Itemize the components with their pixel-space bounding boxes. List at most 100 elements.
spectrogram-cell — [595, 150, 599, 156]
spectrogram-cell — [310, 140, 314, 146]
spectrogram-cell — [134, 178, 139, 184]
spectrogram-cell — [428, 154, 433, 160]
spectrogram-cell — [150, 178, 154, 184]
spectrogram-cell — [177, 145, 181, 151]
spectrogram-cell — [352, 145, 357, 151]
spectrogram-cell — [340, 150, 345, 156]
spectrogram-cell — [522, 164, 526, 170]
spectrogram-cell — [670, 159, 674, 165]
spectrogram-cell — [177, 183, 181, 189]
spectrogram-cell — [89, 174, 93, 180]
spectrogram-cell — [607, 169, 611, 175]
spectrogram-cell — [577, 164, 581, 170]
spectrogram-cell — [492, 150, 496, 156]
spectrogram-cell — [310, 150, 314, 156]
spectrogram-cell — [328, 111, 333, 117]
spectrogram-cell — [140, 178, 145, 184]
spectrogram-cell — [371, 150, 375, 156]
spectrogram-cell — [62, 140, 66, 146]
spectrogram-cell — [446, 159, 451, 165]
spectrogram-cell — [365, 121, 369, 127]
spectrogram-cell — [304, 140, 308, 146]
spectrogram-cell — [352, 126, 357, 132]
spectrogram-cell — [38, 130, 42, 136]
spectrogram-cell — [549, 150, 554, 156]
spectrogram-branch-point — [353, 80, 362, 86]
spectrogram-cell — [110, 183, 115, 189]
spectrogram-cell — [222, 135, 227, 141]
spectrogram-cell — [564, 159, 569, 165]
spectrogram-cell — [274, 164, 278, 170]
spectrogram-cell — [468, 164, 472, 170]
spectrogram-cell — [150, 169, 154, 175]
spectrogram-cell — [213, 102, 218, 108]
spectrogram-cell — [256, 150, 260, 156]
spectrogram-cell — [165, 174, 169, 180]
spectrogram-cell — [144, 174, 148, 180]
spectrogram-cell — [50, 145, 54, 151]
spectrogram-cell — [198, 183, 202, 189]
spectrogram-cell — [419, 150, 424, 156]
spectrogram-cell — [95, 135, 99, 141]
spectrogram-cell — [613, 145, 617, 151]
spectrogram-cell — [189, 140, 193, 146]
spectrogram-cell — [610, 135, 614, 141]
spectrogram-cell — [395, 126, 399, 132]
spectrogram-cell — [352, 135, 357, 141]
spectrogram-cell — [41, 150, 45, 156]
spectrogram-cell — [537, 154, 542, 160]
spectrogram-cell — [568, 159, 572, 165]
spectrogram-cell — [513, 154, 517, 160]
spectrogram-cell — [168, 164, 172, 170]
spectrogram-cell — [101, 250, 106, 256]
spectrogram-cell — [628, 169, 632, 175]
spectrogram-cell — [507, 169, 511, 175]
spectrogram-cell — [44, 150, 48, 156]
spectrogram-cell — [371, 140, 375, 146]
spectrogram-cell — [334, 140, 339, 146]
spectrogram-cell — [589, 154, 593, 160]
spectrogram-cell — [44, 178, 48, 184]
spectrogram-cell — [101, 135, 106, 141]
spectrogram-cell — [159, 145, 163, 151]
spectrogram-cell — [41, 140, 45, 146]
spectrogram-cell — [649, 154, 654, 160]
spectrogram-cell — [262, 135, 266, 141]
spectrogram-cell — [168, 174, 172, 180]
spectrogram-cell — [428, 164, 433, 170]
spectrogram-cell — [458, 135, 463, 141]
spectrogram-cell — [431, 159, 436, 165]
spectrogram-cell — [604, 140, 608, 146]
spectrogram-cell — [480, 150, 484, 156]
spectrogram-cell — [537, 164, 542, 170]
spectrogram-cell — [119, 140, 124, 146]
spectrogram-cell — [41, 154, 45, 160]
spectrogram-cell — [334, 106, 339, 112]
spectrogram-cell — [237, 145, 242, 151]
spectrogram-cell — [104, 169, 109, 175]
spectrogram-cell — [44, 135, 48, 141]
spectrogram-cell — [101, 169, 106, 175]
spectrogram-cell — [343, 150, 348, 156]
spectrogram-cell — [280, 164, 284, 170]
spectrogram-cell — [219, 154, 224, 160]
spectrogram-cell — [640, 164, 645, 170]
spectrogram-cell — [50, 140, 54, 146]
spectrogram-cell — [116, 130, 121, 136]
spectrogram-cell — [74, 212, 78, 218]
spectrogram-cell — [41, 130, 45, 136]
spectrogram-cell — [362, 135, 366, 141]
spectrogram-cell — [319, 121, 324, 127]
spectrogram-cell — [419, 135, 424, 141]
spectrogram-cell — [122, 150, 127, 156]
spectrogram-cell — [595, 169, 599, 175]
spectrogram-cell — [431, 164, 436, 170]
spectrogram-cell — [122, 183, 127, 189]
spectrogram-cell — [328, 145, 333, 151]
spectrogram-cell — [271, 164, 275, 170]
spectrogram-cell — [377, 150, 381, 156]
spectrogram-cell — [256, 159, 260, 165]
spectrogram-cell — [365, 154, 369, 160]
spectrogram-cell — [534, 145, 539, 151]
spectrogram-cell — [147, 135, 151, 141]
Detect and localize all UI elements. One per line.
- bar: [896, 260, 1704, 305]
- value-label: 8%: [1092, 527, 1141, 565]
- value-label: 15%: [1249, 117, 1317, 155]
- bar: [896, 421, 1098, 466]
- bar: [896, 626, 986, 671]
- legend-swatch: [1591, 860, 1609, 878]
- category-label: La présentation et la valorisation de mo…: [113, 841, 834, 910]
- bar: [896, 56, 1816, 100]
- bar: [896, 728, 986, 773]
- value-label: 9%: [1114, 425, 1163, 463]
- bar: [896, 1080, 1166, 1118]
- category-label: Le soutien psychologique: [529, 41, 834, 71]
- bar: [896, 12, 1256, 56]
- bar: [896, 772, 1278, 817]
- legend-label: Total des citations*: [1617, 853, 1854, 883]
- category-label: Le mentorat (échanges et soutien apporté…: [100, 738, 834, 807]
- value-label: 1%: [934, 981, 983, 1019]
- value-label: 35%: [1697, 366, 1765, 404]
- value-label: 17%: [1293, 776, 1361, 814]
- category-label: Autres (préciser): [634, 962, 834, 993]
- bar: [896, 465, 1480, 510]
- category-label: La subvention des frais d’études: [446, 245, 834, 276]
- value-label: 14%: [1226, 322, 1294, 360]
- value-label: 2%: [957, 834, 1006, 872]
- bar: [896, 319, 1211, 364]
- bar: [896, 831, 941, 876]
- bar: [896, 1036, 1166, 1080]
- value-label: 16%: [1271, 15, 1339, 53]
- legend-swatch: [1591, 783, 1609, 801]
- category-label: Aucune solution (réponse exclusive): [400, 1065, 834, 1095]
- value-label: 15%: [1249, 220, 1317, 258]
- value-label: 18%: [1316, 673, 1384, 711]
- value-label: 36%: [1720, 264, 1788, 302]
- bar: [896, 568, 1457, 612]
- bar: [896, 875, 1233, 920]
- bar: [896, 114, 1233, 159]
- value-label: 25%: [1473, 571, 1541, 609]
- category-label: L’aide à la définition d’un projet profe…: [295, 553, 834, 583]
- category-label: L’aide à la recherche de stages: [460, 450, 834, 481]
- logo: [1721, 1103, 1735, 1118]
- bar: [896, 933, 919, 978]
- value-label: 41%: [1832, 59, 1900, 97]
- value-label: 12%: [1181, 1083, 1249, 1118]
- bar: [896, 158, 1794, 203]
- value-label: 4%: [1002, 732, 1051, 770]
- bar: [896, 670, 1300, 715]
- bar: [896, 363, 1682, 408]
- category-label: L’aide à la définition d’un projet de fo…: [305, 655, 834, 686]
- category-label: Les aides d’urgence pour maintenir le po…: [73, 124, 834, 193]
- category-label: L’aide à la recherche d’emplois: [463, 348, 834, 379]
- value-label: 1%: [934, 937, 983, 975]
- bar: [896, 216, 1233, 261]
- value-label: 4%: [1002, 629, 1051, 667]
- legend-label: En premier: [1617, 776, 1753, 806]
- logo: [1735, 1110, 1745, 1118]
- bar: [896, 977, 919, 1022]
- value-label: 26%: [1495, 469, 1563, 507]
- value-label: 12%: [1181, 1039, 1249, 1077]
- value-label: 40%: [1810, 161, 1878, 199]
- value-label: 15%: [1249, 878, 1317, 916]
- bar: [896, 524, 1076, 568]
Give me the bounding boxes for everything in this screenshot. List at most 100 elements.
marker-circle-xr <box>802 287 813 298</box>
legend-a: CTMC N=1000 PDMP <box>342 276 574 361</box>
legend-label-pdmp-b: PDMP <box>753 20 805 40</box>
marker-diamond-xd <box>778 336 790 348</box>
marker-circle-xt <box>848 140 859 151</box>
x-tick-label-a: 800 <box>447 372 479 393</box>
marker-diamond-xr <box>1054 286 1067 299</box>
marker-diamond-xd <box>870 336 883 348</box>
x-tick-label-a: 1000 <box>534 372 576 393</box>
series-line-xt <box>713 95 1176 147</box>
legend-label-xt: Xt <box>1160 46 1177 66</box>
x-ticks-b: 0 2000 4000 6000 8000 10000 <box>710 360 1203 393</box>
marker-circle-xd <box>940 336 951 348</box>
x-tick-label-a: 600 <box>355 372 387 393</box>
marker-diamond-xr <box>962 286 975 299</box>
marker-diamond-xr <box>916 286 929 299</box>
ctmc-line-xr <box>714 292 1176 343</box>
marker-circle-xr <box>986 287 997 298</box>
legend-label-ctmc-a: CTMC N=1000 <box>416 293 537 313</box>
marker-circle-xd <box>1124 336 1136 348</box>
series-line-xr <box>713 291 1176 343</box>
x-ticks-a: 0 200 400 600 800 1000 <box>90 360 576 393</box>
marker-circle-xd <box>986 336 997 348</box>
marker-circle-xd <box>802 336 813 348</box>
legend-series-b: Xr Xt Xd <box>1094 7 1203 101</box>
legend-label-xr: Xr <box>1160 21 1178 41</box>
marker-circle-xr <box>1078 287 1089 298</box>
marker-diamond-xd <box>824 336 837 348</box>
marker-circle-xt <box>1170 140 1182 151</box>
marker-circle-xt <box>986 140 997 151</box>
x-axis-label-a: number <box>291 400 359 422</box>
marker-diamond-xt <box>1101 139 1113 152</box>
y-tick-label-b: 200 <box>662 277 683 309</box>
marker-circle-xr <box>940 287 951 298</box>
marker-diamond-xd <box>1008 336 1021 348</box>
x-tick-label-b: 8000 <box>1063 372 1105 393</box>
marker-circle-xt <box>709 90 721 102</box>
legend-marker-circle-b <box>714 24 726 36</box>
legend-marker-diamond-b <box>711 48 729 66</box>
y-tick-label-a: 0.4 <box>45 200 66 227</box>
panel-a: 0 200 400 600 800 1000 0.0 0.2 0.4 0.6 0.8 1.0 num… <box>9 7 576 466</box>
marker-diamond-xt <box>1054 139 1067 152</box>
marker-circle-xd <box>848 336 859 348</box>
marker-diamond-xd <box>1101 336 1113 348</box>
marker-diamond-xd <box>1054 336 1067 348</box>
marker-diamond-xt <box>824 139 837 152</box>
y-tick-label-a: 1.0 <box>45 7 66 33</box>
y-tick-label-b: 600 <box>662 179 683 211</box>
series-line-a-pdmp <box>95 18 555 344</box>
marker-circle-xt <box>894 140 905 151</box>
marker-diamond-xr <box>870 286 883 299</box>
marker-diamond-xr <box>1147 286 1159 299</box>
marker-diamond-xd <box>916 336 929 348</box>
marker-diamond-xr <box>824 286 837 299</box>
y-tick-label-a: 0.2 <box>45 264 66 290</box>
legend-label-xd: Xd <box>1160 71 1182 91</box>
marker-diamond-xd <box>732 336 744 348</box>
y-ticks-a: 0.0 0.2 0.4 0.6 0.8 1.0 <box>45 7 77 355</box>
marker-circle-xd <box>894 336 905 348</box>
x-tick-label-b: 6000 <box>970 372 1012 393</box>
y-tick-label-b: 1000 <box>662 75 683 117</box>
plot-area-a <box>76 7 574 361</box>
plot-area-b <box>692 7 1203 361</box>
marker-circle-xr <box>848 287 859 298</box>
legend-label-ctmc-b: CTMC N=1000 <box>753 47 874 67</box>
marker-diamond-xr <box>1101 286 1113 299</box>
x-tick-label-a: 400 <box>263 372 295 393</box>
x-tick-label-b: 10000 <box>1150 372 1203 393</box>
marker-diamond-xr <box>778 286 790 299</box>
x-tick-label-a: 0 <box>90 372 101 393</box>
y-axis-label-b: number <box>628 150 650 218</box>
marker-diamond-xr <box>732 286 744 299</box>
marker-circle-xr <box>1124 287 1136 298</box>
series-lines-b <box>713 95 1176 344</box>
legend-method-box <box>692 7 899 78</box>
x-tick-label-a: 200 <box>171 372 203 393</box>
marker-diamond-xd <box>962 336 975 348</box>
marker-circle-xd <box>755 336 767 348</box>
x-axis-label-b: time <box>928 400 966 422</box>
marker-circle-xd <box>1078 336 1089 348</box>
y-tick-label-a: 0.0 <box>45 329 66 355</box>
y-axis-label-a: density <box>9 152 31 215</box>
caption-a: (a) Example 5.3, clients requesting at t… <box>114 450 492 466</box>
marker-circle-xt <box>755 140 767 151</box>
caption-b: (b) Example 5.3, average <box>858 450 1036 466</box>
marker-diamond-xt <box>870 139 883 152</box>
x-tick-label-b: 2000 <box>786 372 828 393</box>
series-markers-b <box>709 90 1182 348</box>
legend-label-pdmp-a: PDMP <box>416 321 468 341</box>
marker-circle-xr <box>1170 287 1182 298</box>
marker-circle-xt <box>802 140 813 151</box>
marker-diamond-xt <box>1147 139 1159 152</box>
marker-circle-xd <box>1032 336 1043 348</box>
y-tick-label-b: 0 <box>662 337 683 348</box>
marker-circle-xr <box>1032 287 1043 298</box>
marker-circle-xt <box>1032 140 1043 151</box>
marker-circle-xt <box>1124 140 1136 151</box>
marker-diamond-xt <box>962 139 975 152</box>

Your instructions:
Copy out everything from the first line of the records down to the line that contains "spectrogram-branch-point — [353, 80, 362, 86]", including both of those lines.

Solution to this problem:
Itemize the components with their pixel-space bounding boxes. List at most 100 elements.
spectrogram-cell — [595, 150, 599, 156]
spectrogram-cell — [310, 140, 314, 146]
spectrogram-cell — [134, 178, 139, 184]
spectrogram-cell — [428, 154, 433, 160]
spectrogram-cell — [150, 178, 154, 184]
spectrogram-cell — [177, 145, 181, 151]
spectrogram-cell — [352, 145, 357, 151]
spectrogram-cell — [340, 150, 345, 156]
spectrogram-cell — [522, 164, 526, 170]
spectrogram-cell — [670, 159, 674, 165]
spectrogram-cell — [177, 183, 181, 189]
spectrogram-cell — [89, 174, 93, 180]
spectrogram-cell — [607, 169, 611, 175]
spectrogram-cell — [577, 164, 581, 170]
spectrogram-cell — [492, 150, 496, 156]
spectrogram-cell — [310, 150, 314, 156]
spectrogram-cell — [328, 111, 333, 117]
spectrogram-cell — [140, 178, 145, 184]
spectrogram-cell — [371, 150, 375, 156]
spectrogram-cell — [62, 140, 66, 146]
spectrogram-cell — [446, 159, 451, 165]
spectrogram-cell — [365, 121, 369, 127]
spectrogram-cell — [304, 140, 308, 146]
spectrogram-cell — [352, 126, 357, 132]
spectrogram-cell — [38, 130, 42, 136]
spectrogram-cell — [549, 150, 554, 156]
spectrogram-branch-point — [353, 80, 362, 86]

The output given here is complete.